++++ RECORD SET
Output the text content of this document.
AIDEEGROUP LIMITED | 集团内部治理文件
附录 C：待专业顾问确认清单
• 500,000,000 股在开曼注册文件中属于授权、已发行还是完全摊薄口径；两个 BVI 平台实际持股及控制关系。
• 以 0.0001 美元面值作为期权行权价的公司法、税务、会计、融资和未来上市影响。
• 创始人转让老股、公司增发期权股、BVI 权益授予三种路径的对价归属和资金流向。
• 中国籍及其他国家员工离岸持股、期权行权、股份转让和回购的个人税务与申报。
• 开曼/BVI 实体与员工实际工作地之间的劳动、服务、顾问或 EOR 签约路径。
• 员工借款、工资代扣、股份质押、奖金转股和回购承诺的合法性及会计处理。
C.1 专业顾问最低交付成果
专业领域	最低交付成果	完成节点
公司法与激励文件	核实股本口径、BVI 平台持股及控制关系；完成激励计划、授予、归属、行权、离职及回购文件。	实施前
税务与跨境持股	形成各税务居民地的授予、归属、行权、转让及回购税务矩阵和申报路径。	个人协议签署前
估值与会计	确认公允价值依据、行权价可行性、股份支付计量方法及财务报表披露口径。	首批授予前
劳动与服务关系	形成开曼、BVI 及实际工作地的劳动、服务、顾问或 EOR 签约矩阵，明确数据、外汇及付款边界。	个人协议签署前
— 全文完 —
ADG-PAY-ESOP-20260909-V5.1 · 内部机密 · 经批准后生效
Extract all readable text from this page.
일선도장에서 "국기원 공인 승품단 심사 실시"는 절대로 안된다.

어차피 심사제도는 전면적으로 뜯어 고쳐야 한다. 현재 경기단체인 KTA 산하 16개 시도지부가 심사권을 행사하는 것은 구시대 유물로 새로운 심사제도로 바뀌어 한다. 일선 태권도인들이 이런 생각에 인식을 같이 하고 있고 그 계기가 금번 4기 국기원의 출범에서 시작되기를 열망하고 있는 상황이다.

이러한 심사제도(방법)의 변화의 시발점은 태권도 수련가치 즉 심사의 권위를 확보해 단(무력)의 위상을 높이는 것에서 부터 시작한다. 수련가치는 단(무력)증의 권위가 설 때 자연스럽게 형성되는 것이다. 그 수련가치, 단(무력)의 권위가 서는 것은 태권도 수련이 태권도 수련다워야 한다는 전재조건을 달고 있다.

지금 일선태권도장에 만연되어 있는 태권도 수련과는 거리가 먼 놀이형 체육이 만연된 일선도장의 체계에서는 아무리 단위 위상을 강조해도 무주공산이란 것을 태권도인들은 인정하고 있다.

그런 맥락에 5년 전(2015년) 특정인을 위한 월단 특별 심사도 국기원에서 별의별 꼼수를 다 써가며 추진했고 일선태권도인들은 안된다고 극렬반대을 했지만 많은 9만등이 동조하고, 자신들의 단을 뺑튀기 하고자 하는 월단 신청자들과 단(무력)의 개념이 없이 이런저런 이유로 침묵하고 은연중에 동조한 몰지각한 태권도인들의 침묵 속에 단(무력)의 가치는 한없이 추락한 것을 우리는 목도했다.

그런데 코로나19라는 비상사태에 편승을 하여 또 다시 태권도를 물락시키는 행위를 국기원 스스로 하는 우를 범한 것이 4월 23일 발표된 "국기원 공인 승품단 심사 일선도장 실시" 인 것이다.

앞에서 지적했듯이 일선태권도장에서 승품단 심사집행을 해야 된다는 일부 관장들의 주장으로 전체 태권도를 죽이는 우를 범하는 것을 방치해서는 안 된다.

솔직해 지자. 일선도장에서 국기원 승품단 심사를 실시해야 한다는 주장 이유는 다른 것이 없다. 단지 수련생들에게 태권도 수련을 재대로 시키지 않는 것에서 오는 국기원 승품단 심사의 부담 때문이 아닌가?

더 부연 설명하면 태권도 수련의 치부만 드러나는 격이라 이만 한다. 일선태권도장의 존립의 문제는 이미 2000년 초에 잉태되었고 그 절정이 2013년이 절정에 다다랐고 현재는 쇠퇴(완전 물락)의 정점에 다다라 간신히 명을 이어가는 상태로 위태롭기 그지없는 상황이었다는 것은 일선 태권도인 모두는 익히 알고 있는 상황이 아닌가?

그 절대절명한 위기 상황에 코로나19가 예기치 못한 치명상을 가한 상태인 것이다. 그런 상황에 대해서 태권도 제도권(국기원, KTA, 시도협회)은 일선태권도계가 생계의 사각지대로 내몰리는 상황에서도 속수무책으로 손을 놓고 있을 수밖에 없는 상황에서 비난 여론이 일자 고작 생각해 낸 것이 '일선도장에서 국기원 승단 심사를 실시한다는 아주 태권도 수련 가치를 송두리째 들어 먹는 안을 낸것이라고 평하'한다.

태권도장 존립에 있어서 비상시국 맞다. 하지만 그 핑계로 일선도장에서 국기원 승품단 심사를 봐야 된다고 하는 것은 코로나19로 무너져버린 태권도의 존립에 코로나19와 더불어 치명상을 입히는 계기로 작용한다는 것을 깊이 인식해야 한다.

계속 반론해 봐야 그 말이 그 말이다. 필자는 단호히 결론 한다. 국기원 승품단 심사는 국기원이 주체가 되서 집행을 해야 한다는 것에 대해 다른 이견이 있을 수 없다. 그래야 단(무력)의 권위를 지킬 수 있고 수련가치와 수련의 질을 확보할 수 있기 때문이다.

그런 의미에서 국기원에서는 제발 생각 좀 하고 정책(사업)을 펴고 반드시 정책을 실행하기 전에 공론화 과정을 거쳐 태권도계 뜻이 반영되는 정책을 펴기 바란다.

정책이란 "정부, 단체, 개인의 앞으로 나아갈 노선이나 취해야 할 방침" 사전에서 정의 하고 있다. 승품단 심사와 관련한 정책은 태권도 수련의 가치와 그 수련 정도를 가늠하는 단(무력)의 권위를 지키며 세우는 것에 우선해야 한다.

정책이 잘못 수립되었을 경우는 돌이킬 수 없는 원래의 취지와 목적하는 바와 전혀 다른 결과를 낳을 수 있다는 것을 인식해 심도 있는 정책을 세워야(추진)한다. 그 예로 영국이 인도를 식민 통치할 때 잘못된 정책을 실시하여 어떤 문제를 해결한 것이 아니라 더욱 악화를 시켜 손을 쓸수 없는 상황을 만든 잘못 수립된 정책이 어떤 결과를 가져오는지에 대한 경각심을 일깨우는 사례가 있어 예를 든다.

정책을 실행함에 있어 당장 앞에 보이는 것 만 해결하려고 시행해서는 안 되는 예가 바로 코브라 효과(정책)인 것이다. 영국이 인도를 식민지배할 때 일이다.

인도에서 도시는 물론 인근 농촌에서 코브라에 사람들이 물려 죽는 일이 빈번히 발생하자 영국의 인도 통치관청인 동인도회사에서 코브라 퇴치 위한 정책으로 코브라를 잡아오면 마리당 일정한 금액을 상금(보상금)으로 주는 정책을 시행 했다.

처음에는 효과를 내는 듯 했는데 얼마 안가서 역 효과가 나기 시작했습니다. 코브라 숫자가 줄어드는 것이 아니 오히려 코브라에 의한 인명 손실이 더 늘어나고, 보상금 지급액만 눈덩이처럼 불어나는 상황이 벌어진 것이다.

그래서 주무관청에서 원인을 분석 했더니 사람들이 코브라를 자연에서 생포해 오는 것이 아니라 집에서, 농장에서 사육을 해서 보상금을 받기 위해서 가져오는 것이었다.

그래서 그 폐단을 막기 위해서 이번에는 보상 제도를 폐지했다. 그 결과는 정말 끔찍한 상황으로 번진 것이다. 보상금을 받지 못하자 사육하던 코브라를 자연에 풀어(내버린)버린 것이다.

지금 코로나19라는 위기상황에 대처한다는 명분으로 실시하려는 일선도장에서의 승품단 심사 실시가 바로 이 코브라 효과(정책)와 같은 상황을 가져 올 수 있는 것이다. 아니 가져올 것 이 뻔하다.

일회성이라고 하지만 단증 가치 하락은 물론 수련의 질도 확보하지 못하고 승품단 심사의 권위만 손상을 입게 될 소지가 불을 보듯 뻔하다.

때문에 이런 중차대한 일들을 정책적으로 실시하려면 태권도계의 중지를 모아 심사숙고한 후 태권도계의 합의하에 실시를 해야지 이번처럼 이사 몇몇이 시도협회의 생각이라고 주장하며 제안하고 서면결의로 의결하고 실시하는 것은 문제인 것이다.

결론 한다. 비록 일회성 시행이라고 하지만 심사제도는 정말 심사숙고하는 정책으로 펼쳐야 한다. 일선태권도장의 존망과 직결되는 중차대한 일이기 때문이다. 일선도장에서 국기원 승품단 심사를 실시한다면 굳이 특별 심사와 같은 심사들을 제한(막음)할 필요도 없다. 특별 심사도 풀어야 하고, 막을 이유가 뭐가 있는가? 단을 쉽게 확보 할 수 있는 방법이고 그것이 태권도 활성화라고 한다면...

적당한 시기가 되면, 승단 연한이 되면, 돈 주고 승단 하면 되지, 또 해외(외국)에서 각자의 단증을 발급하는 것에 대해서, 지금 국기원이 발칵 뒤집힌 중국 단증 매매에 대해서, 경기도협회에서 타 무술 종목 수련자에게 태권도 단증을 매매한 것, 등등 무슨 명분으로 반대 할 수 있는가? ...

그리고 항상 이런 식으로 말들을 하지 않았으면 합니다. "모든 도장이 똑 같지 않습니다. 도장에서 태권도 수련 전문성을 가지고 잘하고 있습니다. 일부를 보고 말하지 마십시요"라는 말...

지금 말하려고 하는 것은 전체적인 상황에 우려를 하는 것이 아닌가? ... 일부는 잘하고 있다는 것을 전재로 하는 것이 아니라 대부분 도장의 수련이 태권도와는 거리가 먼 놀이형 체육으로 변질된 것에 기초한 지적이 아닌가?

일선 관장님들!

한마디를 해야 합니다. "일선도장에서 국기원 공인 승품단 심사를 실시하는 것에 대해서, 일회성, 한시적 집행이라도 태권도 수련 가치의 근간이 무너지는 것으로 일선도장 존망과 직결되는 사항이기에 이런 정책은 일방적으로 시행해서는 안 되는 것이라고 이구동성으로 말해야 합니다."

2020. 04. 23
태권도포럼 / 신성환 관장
++++++++
* [WORK TO COMPLETE]: Which lines hold the string "실시하는"? Copy all of them from the data above.

* [PROBLEM SOLUTION]:
때문에 이런 중차대한 일들을 정책적으로 실시하려면 태권도계의 중지를 모아 심사숙고한 후 태권도계의 합의하에 실시를 해야지 이번처럼 이사 몇몇이 시도협회의 생각이라고 주장하며 제안하고 서면결의로 의결하고 실시하는 것은 문제인 것이다.
한마디를 해야 합니다. "일선도장에서 국기원 공인 승품단 심사를 실시하는 것에 대해서, 일회성, 한시적 집행이라도 태권도 수련 가치의 근간이 무너지는 것으로 일선도장 존망과 직결되는 사항이기에 이런 정책은 일방적으로 시행해서는 안 되는 것이라고 이구동성으로 말해야 합니다."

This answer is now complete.